● Exercise task:
List each line of the data in which the string "swim" appears.

══ Material supplied ══

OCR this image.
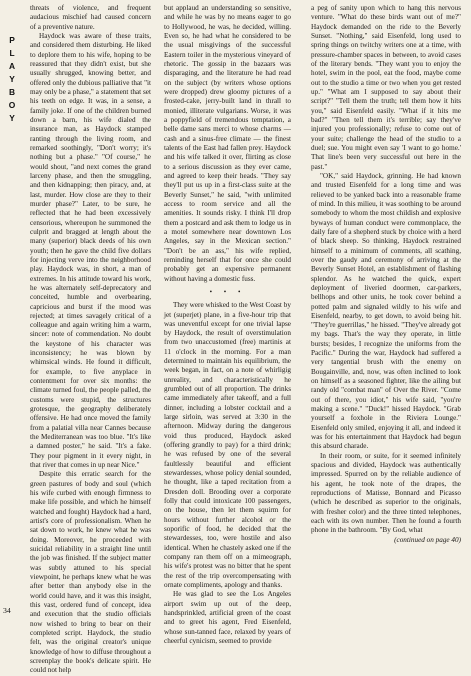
P
L
A
Y
B
O
Y
34

threats of violence, and frequent audacious mischief had caused concern of a preventive nature.

Haydock was aware of these traits, and considered them disturbing. He liked to deplore them to his wife, hoping to be reassured that they didn't exist, but she usually shrugged, knowing better, and offered only the dubious palliative that "it may only be a phase," a statement that set his teeth on edge. It was, in a sense, a family joke. If one of the children burned down a barn, his wife dialed the insurance man, as Haydock stamped ranting through the living room, and remarked soothingly, "Don't worry; it's nothing but a phase." "Of course," he would shout, "and next comes the grand larceny phase, and then the smuggling, and then kidnapping; then piracy, and, at last, murder. How close are they to their murder phase?" Later, to be sure, he reflected that he had been excessively censorious, whereupon he summoned the culprit and bragged at length about the many (superior) black deeds of his own youth; then he gave the child five dollars for injecting verve into the neighborhood play. Haydock was, in short, a man of extremes. In his attitude toward his work, he was alternately self-deprecatory and conceited, humble and overbearing, capricious and burst if the mood was rejected; at times savagely critical of a colleague and again writing him a warm, sincer: note of commendation. No doubt the keystone of his character was inconsistency; he was blown by whimsical winds. He found it difficult, for example, to five anyplace in contentment for over six months: the climate turned foul, the people palled, the customs were stupid, the structures grotesque, the geography deliberately offensive. He had once moved the family from a palatial villa near Cannes because the Mediterranean was too blue. "It's like a damned poster," he said. "It's a fake. They pour pigment in it every night, in that river that comes in up near Nice."

Despite this erratic search for the green pastures of body and soul (which his wife curbed with enough firmness to make life possible, and which he himself watched and fought) Haydock had a hard, artist's core of professionalism. When he sat down to work, he knew what he was doing. Moreover, he proceeded with suicidal reliability in a straight line until the job was finished. If the subject matter was subtly attuned to his special viewpoint, he perhaps knew what he was after better than anybody else in the world could have, and it was this insight, this vast, ordered fund of concept, idea and execution that the studio officials now wished to bring to bear on their completed script. Haydock, the studio felt, was the original creator's unique knowledge of how to diffuse throughout a screenplay the book's delicate spirit. He could not help

but applaud an understanding so sensitive, and while he was by no means eager to go to Hollywood, he was, he decided, willing. Even so, he had what he considered to be the usual misgivings of the successful Eastern toiler in the mysterious vineyard of rhetoric. The gossip in the bazaars was disparaging, and the literature he had read on the subject (by writers whose options were dropped) drew gloomy pictures of a frosted-cake, jerry-built land in thrall to monied, illiterate vulgarians. Worse, it was a poppyfield of tremendous temptation, a belle dame sans merci to whose charms — cash and a sinus-free climate — the finest talents of the East had fallen prey. Haydock and his wife talked it over, flirting as close to a serious discussion as they ever came, and agreed to keep their heads. "They say they'll put us up in a first-class suite at the Beverly Sunset," he said, "with unlimited access to room service and all the amenities. It sounds risky. I think I'll drop them a postcard and ask them to lodge us in a motel somewhere near downtown Los Angeles, say in the Mexican section." "Don't be an ass," his wife replied, reminding herself that for once she could probably get an expensive permanent without having a domestic fuss.

• • •

They were whisked to the West Coast by jet (superjet) plane, in a five-hour trip that was uneventful except for one trivial lapse by Haydock, the result of overstimulation from two unaccustomed (free) martinis at 11 o'clock in the morning. For a man determined to maintain his equilibrium, the week began, in fact, on a note of whirligig unreality, and characteristically he grumbled out of all proportion. The drinks came immediately after takeoff, and a full dinner, including a lobster cocktail and a large sirloin, was served at 3:30 in the afternoon. Midway during the dangerous void thus produced, Haydock asked (offering grandly to pay) for a third drink; he was refused by one of the several faultlessly beautiful and efficient stewardesses, whose policy denial sounded, he thought, like a taped recitation from a Dresden doll. Brooding over a corporate folly that could intoxicate 100 passengers, on the house, then let them squirm for hours without further alcohol or the soporific of food, he decided that the stewardesses, too, were hostile and also identical. When he chastely asked one if the company ran them off on a mimeograph, his wife's protest was no bitter that he spent the rest of the trip overcompensating with ornate compliments, apology and thanks.

He was glad to see the Los Angeles airport swim up out of the deep, handsprinkled, artificial green of the coast and to greet his agent, Fred Eisenfeld, whose sun-tanned face, relaxed by years of cheerful cynicism, seemed to provide

a peg of sanity upon which to hang this nervous venture. "What do these birds want out of me?" Haydock demanded on the ride to the Beverly Sunset. "Nothing," said Eisenfeld, long used to spring things on twitchy writers one at a time, with pressure-chamber spaces in between, to avoid cases of the literary bends. "They want you to enjoy the hotel, swim in the pool, eat the food, maybe come out to the studio a time or two when you get rested up." "What am I supposed to say about their script?" "Tell them the truth; tell them how it hits you," said Eisenfeld easily. "What if it hits me bad?" "Then tell them it's terrible; say they've injured you professionally; refuse to come out of your suite; challenge the head of the studio to a duel; sue. You might even say 'I want to go home.' That line's been very successful out here in the past."

"OK," said Haydock, grinning. He had known and trusted Eisenfeld for a long time and was relieved to be yanked back into a reasonable frame of mind. In this milieu, it was soothing to be around somebody to whom the most childish and explosive byways of human conduct were commonplace, the daily fare of a shepherd stuck by choice with a herd of black sheep. So thinking, Haydock restrained himself to a minimum of comments, all scathing, over the gaudy and ceremony of arriving at the Beverly Sunset Hotel, an establishment of flashing splendor. As he watched the quick, expert deployment of liveried doormen, car-parkers, bellhops and other units, he took cover behind a potted palm and signaled wildly to his wife and Eisenfeld, nearby, to get down, to avoid being hit. "They're guerrillas," he hissed. "They've already got my bags. That's the way they operate, in little bursts; besides, I recognize the uniforms from the Pacific." During the war, Haydock had suffered a very tangential brush with the enemy on Bougainville, and, now, was often inclined to look on himself as a seasoned fighter, like the ailing but randy old "combat man" of Over the River. "Come out of there, you idiot," his wife said, "you're making a scene." "Duck!" hissed Haydock. "Grab yourself a foxhole in the Riviera Lounge." Eisenfeld only smiled, enjoying it all, and indeed it was for his entertainment that Haydock had begun this absurd charade.

In their room, or suite, for it seemed infinitely spacious and divided, Haydock was authentically impressed. Spurred on by the reliable audience of his agent, he took note of the drapes, the reproductions of Matisse, Bonnard and Picasso (which he described as superior to the originals, with fresher color) and the three tinted telephones, each with its own number. Then he found a fourth phone in the bathroom. "By God, what

(continued on page 40)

═══

● Finished task:
He was glad to see the Los Angeles airport swim up out of the deep, handsprinkled, artificial green of the coast and to greet his agent, Fred Eisenfeld, whose sun-tanned face, relaxed by years of cheerful cynicism, seemed to provide
a peg of sanity upon which to hang this nervous venture. "What do these birds want out of me?" Haydock demanded on the ride to the Beverly Sunset. "Nothing," said Eisenfeld, long used to spring things on twitchy writers one at a time, with pressure-chamber spaces in between, to avoid cases of the literary bends. "They want you to enjoy the hotel, swim in the pool, eat the food, maybe come out to the studio a time or two when you get rested up." "What am I supposed to say about their script?" "Tell them the truth; tell them how it hits you," said Eisenfeld easily. "What if it hits me bad?" "Then tell them it's terrible; say they've injured you professionally; refuse to come out of your suite; challenge the head of the studio to a duel; sue. You might even say 'I want to go home.' That line's been very successful out here in the past."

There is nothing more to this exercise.